■ What to work on: Write out each line in which the string "Nanofiltration" is present.

_ _ _ _ _

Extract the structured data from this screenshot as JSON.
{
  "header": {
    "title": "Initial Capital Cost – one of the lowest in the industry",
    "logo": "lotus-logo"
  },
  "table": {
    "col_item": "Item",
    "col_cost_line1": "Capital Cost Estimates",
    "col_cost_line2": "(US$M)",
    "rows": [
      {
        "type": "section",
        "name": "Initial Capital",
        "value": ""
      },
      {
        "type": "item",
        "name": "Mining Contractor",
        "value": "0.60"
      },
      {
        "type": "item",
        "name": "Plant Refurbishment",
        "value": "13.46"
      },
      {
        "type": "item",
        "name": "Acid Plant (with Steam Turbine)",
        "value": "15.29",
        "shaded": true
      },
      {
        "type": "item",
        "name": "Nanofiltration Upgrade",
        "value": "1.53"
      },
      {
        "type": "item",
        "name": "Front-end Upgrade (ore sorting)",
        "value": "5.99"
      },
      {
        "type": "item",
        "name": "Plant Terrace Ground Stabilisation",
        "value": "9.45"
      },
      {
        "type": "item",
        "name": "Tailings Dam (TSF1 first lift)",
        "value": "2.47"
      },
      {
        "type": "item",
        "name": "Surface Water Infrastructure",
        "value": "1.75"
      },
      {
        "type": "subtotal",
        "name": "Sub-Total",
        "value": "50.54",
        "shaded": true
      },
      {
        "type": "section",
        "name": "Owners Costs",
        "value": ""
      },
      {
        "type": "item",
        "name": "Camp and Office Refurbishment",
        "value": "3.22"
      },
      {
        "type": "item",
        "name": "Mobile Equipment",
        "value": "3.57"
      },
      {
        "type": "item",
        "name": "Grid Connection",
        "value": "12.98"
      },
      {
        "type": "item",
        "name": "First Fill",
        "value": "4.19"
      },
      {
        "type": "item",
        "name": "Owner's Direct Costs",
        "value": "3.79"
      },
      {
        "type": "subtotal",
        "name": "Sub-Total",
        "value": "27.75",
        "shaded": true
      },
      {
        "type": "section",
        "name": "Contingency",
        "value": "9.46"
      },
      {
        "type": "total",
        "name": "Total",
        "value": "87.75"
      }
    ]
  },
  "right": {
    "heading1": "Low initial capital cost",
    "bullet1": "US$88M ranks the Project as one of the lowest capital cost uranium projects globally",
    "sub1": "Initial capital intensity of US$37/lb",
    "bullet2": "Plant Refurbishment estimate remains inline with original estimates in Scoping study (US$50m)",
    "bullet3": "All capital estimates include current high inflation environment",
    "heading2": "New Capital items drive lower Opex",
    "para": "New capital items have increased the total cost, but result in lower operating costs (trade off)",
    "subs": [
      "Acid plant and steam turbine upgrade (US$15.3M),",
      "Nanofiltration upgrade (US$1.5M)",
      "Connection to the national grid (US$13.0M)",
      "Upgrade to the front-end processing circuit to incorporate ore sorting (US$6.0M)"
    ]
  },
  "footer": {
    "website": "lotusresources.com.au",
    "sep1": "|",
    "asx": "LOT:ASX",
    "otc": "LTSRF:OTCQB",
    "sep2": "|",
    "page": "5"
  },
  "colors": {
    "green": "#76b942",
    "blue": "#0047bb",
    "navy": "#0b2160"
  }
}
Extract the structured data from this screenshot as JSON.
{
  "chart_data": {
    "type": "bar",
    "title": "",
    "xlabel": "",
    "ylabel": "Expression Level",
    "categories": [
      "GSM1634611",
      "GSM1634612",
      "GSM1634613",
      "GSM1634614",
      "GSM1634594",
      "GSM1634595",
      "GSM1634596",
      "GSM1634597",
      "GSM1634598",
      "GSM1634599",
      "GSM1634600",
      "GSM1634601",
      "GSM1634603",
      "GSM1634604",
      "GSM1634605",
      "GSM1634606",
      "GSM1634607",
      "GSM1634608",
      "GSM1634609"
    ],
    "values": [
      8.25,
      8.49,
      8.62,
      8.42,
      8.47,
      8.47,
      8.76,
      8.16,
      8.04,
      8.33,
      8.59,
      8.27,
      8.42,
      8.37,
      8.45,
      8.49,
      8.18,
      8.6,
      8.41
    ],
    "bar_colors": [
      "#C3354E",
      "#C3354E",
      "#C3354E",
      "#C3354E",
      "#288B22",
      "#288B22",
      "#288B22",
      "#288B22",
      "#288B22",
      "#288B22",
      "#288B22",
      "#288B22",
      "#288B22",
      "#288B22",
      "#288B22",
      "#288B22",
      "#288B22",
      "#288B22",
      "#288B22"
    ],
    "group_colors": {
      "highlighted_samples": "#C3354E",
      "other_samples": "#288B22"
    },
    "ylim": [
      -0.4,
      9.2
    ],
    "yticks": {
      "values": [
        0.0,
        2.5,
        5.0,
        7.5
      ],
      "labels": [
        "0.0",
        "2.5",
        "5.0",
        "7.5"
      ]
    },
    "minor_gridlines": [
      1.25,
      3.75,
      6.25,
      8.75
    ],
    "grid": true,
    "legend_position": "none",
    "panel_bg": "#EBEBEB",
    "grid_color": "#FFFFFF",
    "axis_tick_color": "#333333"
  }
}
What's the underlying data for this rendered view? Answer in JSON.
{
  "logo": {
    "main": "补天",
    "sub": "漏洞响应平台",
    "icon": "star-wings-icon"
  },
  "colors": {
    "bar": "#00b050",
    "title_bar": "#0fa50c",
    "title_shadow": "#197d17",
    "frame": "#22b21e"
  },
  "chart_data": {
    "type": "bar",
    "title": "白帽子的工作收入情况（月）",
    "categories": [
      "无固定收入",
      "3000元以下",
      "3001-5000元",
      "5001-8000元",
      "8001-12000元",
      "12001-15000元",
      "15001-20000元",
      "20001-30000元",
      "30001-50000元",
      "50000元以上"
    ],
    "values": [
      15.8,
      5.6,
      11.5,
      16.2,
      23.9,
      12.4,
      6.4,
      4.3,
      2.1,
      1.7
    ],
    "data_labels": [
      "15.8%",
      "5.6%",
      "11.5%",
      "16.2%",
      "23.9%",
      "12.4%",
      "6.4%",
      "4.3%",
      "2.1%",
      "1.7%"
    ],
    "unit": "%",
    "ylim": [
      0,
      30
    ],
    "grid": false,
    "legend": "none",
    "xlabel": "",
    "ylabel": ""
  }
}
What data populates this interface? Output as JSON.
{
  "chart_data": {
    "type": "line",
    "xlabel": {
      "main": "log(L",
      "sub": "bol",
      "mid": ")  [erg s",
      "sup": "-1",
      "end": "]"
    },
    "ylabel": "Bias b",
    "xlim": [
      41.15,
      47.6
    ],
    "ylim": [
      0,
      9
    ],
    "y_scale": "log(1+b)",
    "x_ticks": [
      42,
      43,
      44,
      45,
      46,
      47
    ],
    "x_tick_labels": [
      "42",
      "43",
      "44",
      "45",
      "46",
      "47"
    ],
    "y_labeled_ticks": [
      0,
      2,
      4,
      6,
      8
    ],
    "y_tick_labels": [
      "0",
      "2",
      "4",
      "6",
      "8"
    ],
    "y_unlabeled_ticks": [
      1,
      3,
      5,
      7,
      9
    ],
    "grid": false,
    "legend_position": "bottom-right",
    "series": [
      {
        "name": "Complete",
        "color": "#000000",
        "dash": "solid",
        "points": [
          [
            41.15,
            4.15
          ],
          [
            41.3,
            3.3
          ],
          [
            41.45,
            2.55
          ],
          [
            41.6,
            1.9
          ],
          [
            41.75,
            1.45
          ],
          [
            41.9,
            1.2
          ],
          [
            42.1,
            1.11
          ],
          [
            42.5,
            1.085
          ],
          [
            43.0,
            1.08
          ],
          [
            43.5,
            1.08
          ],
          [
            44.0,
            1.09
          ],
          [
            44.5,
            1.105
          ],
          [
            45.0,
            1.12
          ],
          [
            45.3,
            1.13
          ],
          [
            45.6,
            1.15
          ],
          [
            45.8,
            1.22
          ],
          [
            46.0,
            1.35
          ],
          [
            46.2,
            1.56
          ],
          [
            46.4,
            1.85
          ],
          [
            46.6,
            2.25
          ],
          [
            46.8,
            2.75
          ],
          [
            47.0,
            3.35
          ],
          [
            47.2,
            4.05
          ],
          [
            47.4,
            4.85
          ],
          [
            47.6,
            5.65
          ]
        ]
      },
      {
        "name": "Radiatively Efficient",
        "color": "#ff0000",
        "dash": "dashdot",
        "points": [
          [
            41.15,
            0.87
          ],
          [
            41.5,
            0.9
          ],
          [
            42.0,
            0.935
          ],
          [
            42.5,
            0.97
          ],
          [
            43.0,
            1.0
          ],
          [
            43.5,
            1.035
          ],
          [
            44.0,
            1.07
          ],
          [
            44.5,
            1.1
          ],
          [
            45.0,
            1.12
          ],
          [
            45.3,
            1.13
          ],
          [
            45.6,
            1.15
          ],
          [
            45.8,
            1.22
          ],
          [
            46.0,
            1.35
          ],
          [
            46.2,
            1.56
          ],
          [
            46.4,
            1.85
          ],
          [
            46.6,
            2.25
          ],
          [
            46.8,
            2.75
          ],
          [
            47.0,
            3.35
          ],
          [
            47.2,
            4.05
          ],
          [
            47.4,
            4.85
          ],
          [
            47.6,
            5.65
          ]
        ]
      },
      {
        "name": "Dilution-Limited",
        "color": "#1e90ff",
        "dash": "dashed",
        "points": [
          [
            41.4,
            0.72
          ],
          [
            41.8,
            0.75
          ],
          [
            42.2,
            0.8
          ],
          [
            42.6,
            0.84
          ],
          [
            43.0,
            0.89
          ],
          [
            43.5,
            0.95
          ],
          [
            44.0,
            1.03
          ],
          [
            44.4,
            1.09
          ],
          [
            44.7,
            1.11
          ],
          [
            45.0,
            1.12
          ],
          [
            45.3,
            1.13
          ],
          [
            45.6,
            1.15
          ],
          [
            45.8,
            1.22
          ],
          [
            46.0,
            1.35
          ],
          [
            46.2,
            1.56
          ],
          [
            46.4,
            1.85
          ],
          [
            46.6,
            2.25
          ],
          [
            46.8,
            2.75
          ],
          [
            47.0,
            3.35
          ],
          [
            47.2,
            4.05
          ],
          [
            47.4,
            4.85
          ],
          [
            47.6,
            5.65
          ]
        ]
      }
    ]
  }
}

_ _ _ _ _

■ In response:
        "name": "Nanofiltration Upgrade",
      "Nanofiltration upgrade (US$1.5M)",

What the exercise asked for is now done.